[Saved entries]
╔══

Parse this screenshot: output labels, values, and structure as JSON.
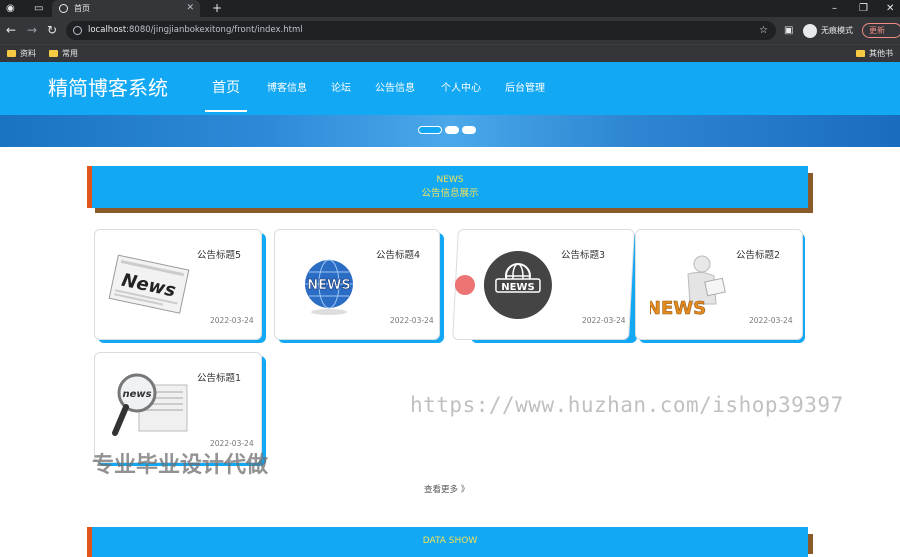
{
  "browser": {
    "tab_title": "首页",
    "url_host": "localhost",
    "url_rest": ":8080/jingjianbokexitong/front/index.html",
    "profile_label": "无痕模式",
    "update_label": "更新",
    "bookmarks": [
      "资料",
      "常用"
    ],
    "other_bookmarks": "其他书签"
  },
  "site": {
    "logo": "精简博客系统",
    "nav": [
      "首页",
      "博客信息",
      "论坛",
      "公告信息",
      "个人中心",
      "后台管理"
    ]
  },
  "notice_section": {
    "title_en": "NEWS",
    "title_cn": "公告信息展示",
    "cards": [
      {
        "title": "公告标题5",
        "date": "2022-03-24",
        "icon": "news-newspaper-icon"
      },
      {
        "title": "公告标题4",
        "date": "2022-03-24",
        "icon": "news-globe-icon"
      },
      {
        "title": "公告标题3",
        "date": "2022-03-24",
        "icon": "news-circle-globe-icon"
      },
      {
        "title": "公告标题2",
        "date": "2022-03-24",
        "icon": "news-3d-figure-icon"
      },
      {
        "title": "公告标题1",
        "date": "2022-03-24",
        "icon": "news-magnifier-icon"
      }
    ],
    "more_label": "查看更多 》"
  },
  "data_section": {
    "title_en": "DATA SHOW"
  },
  "overlays": {
    "watermark_url": "https://www.huzhan.com/ishop39397",
    "watermark_cn": "专业毕业设计代做"
  },
  "colors": {
    "primary": "#12a8f3",
    "accent_left": "#e1551d",
    "shadow_brown": "#8b5a2b",
    "title_yellow": "#f1e25a"
  }
}
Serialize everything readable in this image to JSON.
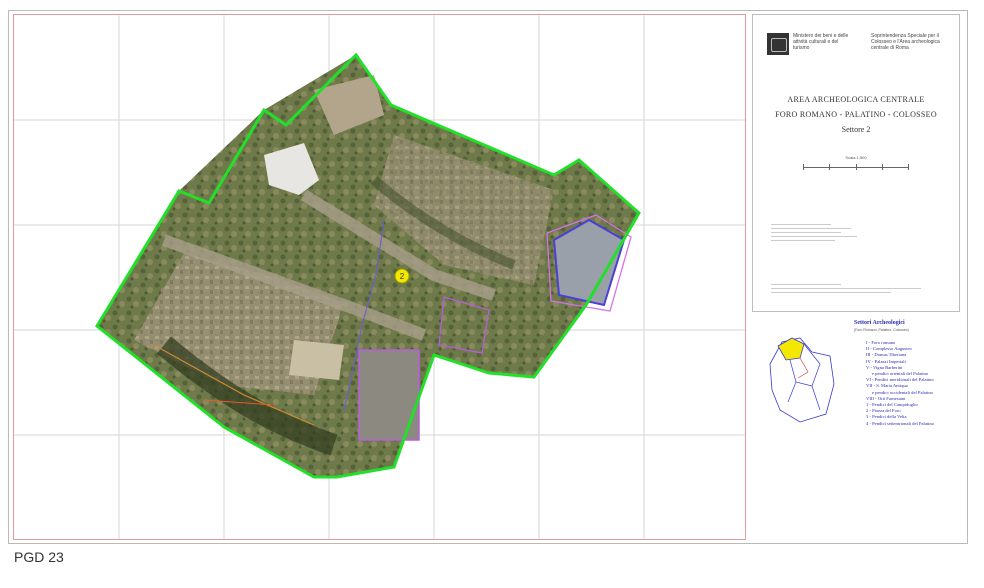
{
  "page_label": "PGD 23",
  "header": {
    "ministry_text": "Ministero dei beni e delle attività culturali e del turismo",
    "soprintendenza_text": "Soprintendenza Speciale per il Colosseo e l'Area archeologica centrale di Roma"
  },
  "title_block": {
    "line1": "AREA ARCHEOLOGICA CENTRALE",
    "line2": "FORO ROMANO - PALATINO - COLOSSEO",
    "line3": "Settore 2",
    "scale_label": "Scala 1:500"
  },
  "sectors_legend": {
    "title": "Settori Archeologici",
    "subtitle": "(Foro Romano, Palatino, Colosseo)",
    "items": [
      "I - Foro romano",
      "II - Complesso Augusteo",
      "III - Domus Tiberiana",
      "IV - Palazzi Imperiali",
      "V - Vigna Barberini",
      "e pendici orientali del Palatino",
      "VI - Pendici meridionali del Palatino",
      "VII - S. Maria Antiqua",
      "e pendici occidentali del Palatino",
      "VIII - Orti Farnesiani",
      "1 - Pendici del Campidoglio",
      "2 - Piazza del Foro",
      "3 - Pendici della Velia",
      "4 - Pendici settentrionali del Palatino"
    ]
  },
  "map": {
    "highlight_marker": "2",
    "boundary_color": "#22e02a",
    "grid_color": "#d6d6d6",
    "frame_color": "#e39a9a",
    "legend_text_color": "#2a2ab0",
    "inset_highlight_color": "#f5e800"
  }
}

╚══

## Exercise description
Copy the data exactly. Any picture it contains is to be omitted.

## Response to the task
Parse this screenshot: output labels, values, and structure as JSON.
{
  "browser": {
    "tab_title": "首页",
    "url_host": "localhost",
    "url_rest": ":8080/jingjianbokexitong/front/index.html",
    "profile_label": "无痕模式",
    "update_label": "更新",
    "bookmarks": [
      "资料",
      "常用"
    ],
    "other_bookmarks": "其他书签"
  },
  "site": {
    "logo": "精简博客系统",
    "nav": [
      "首页",
      "博客信息",
      "论坛",
      "公告信息",
      "个人中心",
      "后台管理"
    ]
  },
  "notice_section": {
    "title_en": "NEWS",
    "title_cn": "公告信息展示",
    "cards": [
      {
        "title": "公告标题5",
        "date": "2022-03-24",
        "icon": "news-newspaper-icon"
      },
      {
        "title": "公告标题4",
        "date": "2022-03-24",
        "icon": "news-globe-icon"
      },
      {
        "title": "公告标题3",
        "date": "2022-03-24",
        "icon": "news-circle-globe-icon"
      },
      {
        "title": "公告标题2",
        "date": "2022-03-24",
        "icon": "news-3d-figure-icon"
      },
      {
        "title": "公告标题1",
        "date": "2022-03-24",
        "icon": "news-magnifier-icon"
      }
    ],
    "more_label": "查看更多 》"
  },
  "data_section": {
    "title_en": "DATA SHOW"
  },
  "overlays": {
    "watermark_url": "https://www.huzhan.com/ishop39397",
    "watermark_cn": "专业毕业设计代做"
  },
  "colors": {
    "primary": "#12a8f3",
    "accent_left": "#e1551d",
    "shadow_brown": "#8b5a2b",
    "title_yellow": "#f1e25a"
  }
}
Serialize everything readable in this image to JSON.
{
  "page_label": "PGD 23",
  "header": {
    "ministry_text": "Ministero dei beni e delle attività culturali e del turismo",
    "soprintendenza_text": "Soprintendenza Speciale per il Colosseo e l'Area archeologica centrale di Roma"
  },
  "title_block": {
    "line1": "AREA ARCHEOLOGICA CENTRALE",
    "line2": "FORO ROMANO - PALATINO - COLOSSEO",
    "line3": "Settore 2",
    "scale_label": "Scala 1:500"
  },
  "sectors_legend": {
    "title": "Settori Archeologici",
    "subtitle": "(Foro Romano, Palatino, Colosseo)",
    "items": [
      "I - Foro romano",
      "II - Complesso Augusteo",
      "III - Domus Tiberiana",
      "IV - Palazzi Imperiali",
      "V - Vigna Barberini",
      "e pendici orientali del Palatino",
      "VI - Pendici meridionali del Palatino",
      "VII - S. Maria Antiqua",
      "e pendici occidentali del Palatino",
      "VIII - Orti Farnesiani",
      "1 - Pendici del Campidoglio",
      "2 - Piazza del Foro",
      "3 - Pendici della Velia",
      "4 - Pendici settentrionali del Palatino"
    ]
  },
  "map": {
    "highlight_marker": "2",
    "boundary_color": "#22e02a",
    "grid_color": "#d6d6d6",
    "frame_color": "#e39a9a",
    "legend_text_color": "#2a2ab0",
    "inset_highlight_color": "#f5e800"
  }
}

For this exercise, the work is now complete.